#### Exercise:
Count the lines below that include the word "this" and write that number alone.

──────── Data excerpts ────────

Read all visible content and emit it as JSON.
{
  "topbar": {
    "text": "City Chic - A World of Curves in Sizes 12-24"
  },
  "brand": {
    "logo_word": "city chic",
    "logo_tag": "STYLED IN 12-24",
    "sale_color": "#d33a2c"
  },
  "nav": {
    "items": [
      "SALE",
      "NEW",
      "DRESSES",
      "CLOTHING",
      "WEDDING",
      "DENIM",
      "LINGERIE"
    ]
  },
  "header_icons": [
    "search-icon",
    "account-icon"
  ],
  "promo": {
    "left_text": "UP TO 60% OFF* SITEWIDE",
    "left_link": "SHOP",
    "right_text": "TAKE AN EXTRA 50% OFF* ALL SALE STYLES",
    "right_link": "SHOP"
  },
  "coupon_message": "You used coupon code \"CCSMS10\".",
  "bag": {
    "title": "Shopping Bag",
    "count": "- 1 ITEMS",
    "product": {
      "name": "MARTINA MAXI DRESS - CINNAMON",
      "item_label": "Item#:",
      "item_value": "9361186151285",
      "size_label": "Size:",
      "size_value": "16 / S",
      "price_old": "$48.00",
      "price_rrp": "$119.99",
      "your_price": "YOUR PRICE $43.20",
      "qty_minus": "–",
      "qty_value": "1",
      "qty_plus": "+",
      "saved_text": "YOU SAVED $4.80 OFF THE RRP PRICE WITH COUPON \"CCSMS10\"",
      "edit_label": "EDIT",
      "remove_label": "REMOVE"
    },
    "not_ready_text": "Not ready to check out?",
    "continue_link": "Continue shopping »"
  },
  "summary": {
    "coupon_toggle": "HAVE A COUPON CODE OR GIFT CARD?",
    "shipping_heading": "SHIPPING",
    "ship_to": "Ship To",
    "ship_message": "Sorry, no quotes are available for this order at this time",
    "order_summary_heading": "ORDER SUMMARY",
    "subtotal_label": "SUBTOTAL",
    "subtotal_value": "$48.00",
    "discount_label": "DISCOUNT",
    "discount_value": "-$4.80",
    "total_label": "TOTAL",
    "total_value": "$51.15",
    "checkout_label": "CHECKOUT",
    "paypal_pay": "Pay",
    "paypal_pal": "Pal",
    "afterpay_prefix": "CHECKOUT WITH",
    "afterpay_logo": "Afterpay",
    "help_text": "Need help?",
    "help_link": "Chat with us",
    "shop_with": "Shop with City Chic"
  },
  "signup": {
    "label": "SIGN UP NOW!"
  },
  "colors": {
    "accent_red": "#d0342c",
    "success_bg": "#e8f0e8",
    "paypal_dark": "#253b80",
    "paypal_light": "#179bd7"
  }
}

────────
──────── Data excerpts ────────

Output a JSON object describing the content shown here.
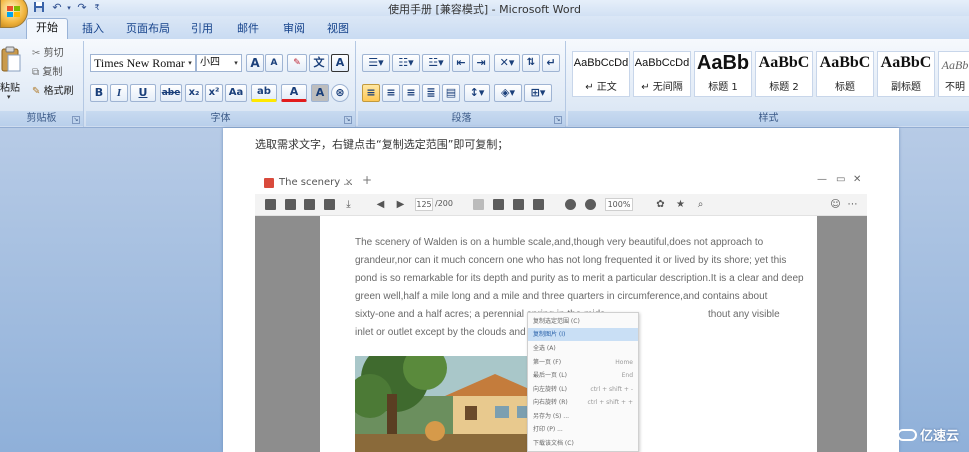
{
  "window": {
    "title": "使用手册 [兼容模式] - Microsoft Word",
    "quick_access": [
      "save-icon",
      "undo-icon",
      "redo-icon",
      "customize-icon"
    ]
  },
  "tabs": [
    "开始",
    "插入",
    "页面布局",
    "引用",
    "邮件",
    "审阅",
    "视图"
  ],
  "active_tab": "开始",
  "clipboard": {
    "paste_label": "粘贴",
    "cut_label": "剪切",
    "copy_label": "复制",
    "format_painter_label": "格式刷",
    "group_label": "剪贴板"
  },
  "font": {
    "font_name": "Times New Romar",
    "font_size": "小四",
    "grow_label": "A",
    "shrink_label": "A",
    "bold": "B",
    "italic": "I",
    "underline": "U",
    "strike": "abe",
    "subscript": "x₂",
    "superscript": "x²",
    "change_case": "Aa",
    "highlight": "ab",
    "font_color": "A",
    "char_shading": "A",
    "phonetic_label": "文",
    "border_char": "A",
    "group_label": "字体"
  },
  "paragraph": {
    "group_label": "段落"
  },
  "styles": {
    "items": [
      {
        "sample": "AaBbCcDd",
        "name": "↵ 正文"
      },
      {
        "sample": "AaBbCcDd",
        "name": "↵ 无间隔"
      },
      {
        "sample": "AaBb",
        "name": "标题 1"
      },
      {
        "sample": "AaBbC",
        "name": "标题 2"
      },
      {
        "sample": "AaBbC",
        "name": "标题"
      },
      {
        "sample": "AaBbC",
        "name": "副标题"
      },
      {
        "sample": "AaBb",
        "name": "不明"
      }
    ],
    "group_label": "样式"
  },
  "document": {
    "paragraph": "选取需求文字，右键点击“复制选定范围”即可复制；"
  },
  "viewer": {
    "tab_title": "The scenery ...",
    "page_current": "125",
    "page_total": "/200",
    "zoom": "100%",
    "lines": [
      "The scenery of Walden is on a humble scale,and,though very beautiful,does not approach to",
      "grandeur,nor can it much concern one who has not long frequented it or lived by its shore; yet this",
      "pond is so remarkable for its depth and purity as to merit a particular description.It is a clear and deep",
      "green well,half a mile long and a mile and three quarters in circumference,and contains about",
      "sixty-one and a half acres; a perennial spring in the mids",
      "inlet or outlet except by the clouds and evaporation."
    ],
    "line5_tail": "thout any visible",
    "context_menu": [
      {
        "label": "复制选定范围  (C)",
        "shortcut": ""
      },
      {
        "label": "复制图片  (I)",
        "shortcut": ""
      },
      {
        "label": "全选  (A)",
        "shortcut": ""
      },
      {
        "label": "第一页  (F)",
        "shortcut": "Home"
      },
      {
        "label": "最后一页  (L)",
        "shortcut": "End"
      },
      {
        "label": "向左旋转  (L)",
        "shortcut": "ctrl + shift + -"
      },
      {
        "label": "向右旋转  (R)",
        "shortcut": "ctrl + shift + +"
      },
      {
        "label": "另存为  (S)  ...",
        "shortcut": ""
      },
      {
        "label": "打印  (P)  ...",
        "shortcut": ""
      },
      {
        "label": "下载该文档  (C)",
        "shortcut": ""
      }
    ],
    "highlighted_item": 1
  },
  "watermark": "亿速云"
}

────────

#### Solved problem:
2